→ **Entries taken from a collection**:
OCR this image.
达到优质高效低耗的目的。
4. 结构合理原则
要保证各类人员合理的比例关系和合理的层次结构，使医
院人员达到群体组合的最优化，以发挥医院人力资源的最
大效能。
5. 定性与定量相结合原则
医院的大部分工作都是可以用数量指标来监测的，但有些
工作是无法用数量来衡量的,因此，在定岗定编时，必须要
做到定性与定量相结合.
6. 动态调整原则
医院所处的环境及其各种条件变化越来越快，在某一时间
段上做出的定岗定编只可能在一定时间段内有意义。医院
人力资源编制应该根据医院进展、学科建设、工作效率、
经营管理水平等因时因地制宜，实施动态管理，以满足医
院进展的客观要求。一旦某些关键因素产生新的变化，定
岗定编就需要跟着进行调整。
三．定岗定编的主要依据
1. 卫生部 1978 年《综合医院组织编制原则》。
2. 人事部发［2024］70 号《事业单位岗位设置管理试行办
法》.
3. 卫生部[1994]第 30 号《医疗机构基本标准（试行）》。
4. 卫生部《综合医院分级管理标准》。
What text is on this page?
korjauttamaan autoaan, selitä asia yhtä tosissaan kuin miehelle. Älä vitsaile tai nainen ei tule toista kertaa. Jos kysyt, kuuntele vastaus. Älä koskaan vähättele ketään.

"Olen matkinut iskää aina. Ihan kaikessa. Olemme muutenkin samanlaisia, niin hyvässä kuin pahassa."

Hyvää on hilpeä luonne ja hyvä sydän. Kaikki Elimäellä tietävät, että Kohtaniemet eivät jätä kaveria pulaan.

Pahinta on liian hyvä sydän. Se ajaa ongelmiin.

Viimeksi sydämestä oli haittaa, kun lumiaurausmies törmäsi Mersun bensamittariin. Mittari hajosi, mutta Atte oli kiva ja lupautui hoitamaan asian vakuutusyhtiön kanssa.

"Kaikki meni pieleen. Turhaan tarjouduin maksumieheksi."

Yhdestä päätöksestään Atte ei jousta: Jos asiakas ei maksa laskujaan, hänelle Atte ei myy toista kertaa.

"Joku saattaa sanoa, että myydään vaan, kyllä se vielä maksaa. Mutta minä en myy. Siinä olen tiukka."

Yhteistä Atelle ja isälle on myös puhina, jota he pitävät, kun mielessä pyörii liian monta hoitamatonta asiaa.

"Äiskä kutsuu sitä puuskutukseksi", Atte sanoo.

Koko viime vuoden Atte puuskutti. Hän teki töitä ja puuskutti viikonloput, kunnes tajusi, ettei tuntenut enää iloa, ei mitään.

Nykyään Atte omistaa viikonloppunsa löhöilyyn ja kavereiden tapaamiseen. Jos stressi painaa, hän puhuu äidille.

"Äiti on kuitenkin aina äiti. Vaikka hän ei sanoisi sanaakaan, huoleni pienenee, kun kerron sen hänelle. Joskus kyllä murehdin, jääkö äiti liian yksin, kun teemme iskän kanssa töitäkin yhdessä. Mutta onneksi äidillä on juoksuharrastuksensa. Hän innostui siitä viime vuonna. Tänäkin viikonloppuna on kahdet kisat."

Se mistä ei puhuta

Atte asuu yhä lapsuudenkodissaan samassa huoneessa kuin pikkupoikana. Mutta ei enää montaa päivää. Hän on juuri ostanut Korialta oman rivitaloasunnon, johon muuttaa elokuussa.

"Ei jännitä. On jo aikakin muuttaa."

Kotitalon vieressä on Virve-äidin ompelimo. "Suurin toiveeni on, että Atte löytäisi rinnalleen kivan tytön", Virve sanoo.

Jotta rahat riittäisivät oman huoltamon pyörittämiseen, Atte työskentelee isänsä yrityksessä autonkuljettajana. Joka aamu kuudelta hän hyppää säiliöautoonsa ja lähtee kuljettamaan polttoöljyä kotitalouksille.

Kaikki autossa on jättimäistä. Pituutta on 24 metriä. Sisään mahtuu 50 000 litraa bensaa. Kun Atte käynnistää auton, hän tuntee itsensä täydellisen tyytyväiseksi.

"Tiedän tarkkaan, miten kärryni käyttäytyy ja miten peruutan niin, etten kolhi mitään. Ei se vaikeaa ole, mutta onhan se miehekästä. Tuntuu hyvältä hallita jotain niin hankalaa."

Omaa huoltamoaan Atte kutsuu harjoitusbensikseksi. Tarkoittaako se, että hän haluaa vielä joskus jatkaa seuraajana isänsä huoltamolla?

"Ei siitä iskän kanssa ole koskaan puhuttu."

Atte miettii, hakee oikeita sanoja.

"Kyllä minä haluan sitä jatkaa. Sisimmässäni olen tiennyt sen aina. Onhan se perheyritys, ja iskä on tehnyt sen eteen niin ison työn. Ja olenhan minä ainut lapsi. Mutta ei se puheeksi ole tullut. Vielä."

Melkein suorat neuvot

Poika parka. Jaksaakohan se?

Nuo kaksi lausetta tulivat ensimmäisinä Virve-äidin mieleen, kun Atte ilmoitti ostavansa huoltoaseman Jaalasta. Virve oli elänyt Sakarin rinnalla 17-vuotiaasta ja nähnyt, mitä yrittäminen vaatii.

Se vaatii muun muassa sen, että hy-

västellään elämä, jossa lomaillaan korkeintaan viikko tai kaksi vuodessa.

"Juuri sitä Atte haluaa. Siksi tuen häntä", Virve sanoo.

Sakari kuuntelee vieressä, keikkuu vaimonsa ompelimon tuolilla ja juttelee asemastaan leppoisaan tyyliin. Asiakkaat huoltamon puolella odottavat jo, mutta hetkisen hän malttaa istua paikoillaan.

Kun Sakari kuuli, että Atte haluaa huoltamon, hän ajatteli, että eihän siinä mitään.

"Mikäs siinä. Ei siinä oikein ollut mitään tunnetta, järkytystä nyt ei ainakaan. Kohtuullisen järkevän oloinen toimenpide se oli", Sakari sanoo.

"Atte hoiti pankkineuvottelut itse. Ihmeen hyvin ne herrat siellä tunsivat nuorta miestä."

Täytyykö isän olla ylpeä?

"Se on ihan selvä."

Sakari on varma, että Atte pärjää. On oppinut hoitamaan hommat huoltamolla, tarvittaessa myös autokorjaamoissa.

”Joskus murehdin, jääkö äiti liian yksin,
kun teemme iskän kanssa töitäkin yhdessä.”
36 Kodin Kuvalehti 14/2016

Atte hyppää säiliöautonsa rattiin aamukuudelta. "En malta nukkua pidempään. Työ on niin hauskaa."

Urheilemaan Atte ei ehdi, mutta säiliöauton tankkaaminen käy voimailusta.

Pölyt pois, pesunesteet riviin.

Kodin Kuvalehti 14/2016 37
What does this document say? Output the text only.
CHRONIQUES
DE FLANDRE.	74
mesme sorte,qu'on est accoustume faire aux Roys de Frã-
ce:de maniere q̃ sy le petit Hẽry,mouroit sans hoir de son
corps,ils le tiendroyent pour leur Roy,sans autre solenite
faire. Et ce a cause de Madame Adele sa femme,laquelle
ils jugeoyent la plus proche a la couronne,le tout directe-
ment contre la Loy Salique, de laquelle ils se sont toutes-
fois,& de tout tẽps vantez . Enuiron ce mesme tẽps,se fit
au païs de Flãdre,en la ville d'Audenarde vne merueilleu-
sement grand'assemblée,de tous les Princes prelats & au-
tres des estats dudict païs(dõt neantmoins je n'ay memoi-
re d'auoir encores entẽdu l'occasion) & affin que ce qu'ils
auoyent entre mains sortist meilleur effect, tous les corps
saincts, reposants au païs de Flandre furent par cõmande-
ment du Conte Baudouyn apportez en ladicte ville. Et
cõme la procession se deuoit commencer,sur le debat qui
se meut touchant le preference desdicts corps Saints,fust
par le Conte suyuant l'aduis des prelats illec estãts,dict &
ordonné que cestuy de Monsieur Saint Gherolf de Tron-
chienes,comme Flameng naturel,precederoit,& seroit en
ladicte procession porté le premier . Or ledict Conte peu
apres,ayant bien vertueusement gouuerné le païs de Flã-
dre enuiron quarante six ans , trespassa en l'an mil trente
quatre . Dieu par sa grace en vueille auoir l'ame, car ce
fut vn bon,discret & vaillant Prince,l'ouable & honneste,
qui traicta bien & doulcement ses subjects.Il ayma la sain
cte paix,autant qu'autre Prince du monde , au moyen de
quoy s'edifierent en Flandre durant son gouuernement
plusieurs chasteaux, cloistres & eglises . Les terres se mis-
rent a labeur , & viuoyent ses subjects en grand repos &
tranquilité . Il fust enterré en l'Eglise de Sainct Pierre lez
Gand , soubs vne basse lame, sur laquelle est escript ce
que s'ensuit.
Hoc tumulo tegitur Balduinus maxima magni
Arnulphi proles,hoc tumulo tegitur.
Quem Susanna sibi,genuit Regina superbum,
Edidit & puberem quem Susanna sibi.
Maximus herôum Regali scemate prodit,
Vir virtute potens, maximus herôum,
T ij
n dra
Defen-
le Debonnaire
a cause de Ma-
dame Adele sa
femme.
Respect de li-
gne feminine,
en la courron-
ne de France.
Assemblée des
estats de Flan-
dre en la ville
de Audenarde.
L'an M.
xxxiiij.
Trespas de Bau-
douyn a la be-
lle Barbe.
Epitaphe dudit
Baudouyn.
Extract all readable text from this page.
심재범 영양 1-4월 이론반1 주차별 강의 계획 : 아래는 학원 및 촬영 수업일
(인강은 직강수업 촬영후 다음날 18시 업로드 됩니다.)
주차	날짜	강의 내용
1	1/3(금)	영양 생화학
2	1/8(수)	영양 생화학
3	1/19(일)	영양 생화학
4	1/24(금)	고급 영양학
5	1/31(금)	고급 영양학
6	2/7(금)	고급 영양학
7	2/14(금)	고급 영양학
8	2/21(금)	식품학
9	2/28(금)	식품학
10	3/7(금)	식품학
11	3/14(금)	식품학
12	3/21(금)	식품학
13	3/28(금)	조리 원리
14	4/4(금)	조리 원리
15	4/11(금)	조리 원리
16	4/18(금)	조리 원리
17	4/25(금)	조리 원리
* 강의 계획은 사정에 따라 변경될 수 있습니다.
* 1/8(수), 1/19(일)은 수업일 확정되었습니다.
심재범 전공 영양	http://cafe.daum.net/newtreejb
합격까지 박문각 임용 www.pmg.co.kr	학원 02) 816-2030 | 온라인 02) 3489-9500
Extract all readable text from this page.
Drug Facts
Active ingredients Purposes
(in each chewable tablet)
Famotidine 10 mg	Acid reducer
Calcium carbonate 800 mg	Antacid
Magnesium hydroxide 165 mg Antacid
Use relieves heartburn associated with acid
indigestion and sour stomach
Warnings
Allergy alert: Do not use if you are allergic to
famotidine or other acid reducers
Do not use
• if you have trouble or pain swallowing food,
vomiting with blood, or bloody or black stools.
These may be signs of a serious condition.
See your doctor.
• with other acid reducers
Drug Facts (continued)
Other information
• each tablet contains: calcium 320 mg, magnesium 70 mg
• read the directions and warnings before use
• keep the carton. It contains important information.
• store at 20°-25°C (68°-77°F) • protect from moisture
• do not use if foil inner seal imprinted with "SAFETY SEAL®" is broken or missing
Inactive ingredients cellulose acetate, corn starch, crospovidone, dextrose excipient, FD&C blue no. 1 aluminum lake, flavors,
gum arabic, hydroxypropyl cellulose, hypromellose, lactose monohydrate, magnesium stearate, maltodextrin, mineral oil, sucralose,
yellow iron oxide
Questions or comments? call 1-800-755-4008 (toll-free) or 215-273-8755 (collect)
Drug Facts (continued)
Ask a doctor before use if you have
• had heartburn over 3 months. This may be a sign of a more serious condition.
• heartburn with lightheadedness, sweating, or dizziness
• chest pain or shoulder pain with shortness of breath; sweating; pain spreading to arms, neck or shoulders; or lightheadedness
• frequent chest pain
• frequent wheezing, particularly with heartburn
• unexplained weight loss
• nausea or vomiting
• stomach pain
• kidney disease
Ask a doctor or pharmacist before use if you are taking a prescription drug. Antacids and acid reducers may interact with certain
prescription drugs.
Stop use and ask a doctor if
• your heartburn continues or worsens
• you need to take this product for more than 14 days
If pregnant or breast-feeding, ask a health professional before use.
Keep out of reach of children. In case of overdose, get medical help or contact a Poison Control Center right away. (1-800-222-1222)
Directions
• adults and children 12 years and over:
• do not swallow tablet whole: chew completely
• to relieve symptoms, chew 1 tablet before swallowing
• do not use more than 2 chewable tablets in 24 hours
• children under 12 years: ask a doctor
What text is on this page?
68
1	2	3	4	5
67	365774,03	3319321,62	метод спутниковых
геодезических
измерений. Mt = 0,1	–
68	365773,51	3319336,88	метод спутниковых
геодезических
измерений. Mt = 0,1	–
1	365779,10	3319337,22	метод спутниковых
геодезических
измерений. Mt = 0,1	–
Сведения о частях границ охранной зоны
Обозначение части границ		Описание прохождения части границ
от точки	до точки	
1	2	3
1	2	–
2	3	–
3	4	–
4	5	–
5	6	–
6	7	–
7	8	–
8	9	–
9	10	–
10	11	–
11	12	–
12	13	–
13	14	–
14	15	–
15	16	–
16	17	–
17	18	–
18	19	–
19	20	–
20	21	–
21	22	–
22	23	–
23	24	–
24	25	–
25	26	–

→ **EXERCISE GOAL**:
Return, from the data, each line that has the word "ingredients" in it.

→ **WRITTEN ANSWER**:
Active ingredients Purposes
Inactive ingredients cellulose acetate, corn starch, crospovidone, dextrose excipient, FD&C blue no. 1 aluminum lake, flavors,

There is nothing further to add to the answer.